___ Exercise inputs

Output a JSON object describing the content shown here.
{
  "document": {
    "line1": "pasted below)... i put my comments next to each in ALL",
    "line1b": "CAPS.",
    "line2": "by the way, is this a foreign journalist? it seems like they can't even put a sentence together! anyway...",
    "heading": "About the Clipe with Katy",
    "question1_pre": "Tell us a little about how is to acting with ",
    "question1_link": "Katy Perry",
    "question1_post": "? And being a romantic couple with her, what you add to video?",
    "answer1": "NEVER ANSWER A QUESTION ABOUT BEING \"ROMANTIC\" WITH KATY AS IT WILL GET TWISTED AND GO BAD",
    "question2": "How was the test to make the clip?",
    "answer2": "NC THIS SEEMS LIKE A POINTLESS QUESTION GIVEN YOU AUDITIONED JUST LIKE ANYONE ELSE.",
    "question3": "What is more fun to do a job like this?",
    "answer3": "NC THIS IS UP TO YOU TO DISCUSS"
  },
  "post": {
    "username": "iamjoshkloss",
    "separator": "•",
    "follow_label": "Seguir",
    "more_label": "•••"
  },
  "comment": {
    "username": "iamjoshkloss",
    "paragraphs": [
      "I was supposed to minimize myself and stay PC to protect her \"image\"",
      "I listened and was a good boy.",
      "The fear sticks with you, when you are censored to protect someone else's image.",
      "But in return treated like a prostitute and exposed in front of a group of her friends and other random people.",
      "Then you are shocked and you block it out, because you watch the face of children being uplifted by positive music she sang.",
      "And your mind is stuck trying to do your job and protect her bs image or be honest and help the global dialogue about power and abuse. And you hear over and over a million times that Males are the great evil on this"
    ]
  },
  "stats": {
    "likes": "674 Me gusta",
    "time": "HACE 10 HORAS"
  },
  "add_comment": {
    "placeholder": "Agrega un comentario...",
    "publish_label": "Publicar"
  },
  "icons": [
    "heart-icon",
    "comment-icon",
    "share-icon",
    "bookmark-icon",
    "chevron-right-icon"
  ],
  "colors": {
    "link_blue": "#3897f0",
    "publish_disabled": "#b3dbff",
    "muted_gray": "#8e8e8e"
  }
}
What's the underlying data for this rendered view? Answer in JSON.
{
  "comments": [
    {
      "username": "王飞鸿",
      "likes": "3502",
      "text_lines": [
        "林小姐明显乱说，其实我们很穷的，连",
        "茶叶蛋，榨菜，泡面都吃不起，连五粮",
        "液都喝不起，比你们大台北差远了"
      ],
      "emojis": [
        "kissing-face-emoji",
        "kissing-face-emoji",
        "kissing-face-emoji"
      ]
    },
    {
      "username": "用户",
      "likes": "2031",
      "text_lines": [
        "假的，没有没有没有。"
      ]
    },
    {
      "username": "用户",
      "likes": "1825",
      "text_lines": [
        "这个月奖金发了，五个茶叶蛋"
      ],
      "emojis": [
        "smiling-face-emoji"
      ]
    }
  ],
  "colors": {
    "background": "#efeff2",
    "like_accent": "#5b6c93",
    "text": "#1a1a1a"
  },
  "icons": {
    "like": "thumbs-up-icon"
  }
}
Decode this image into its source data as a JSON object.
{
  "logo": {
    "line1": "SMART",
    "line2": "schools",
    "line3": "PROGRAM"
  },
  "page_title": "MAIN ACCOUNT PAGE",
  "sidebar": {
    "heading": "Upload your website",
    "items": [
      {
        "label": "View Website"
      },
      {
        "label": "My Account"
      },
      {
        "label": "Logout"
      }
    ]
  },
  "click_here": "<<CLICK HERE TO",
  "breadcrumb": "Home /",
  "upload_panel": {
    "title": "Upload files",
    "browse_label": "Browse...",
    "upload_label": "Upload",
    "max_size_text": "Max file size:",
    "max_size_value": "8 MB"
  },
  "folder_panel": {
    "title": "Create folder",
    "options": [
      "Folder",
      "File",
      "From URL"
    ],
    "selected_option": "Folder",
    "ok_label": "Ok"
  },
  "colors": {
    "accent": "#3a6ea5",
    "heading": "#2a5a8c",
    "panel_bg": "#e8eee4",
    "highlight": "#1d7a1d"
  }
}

______

Return the material exactly as it stands.

Output a JSON object describing the content shown here.
{
  "document": {
    "line1": "pasted below)... i put my comments next to each in ALL",
    "line1b": "CAPS.",
    "line2": "by the way, is this a foreign journalist? it seems like they can't even put a sentence together! anyway...",
    "heading": "About the Clipe with Katy",
    "question1_pre": "Tell us a little about how is to acting with ",
    "question1_link": "Katy Perry",
    "question1_post": "? And being a romantic couple with her, what you add to video?",
    "answer1": "NEVER ANSWER A QUESTION ABOUT BEING \"ROMANTIC\" WITH KATY AS IT WILL GET TWISTED AND GO BAD",
    "question2": "How was the test to make the clip?",
    "answer2": "NC THIS SEEMS LIKE A POINTLESS QUESTION GIVEN YOU AUDITIONED JUST LIKE ANYONE ELSE.",
    "question3": "What is more fun to do a job like this?",
    "answer3": "NC THIS IS UP TO YOU TO DISCUSS"
  },
  "post": {
    "username": "iamjoshkloss",
    "separator": "•",
    "follow_label": "Seguir",
    "more_label": "•••"
  },
  "comment": {
    "username": "iamjoshkloss",
    "paragraphs": [
      "I was supposed to minimize myself and stay PC to protect her \"image\"",
      "I listened and was a good boy.",
      "The fear sticks with you, when you are censored to protect someone else's image.",
      "But in return treated like a prostitute and exposed in front of a group of her friends and other random people.",
      "Then you are shocked and you block it out, because you watch the face of children being uplifted by positive music she sang.",
      "And your mind is stuck trying to do your job and protect her bs image or be honest and help the global dialogue about power and abuse. And you hear over and over a million times that Males are the great evil on this"
    ]
  },
  "stats": {
    "likes": "674 Me gusta",
    "time": "HACE 10 HORAS"
  },
  "add_comment": {
    "placeholder": "Agrega un comentario...",
    "publish_label": "Publicar"
  },
  "icons": [
    "heart-icon",
    "comment-icon",
    "share-icon",
    "bookmark-icon",
    "chevron-right-icon"
  ],
  "colors": {
    "link_blue": "#3897f0",
    "publish_disabled": "#b3dbff",
    "muted_gray": "#8e8e8e"
  }
}
What's the underlying data for this rendered view? Answer in JSON.
{
  "comments": [
    {
      "username": "王飞鸿",
      "likes": "3502",
      "text_lines": [
        "林小姐明显乱说，其实我们很穷的，连",
        "茶叶蛋，榨菜，泡面都吃不起，连五粮",
        "液都喝不起，比你们大台北差远了"
      ],
      "emojis": [
        "kissing-face-emoji",
        "kissing-face-emoji",
        "kissing-face-emoji"
      ]
    },
    {
      "username": "用户",
      "likes": "2031",
      "text_lines": [
        "假的，没有没有没有。"
      ]
    },
    {
      "username": "用户",
      "likes": "1825",
      "text_lines": [
        "这个月奖金发了，五个茶叶蛋"
      ],
      "emojis": [
        "smiling-face-emoji"
      ]
    }
  ],
  "colors": {
    "background": "#efeff2",
    "like_accent": "#5b6c93",
    "text": "#1a1a1a"
  },
  "icons": {
    "like": "thumbs-up-icon"
  }
}
Decode this image into its source data as a JSON object.
{
  "logo": {
    "line1": "SMART",
    "line2": "schools",
    "line3": "PROGRAM"
  },
  "page_title": "MAIN ACCOUNT PAGE",
  "sidebar": {
    "heading": "Upload your website",
    "items": [
      {
        "label": "View Website"
      },
      {
        "label": "My Account"
      },
      {
        "label": "Logout"
      }
    ]
  },
  "click_here": "<<CLICK HERE TO",
  "breadcrumb": "Home /",
  "upload_panel": {
    "title": "Upload files",
    "browse_label": "Browse...",
    "upload_label": "Upload",
    "max_size_text": "Max file size:",
    "max_size_value": "8 MB"
  },
  "folder_panel": {
    "title": "Create folder",
    "options": [
      "Folder",
      "File",
      "From URL"
    ],
    "selected_option": "Folder",
    "ok_label": "Ok"
  },
  "colors": {
    "accent": "#3a6ea5",
    "heading": "#2a5a8c",
    "panel_bg": "#e8eee4",
    "highlight": "#1d7a1d"
  }
}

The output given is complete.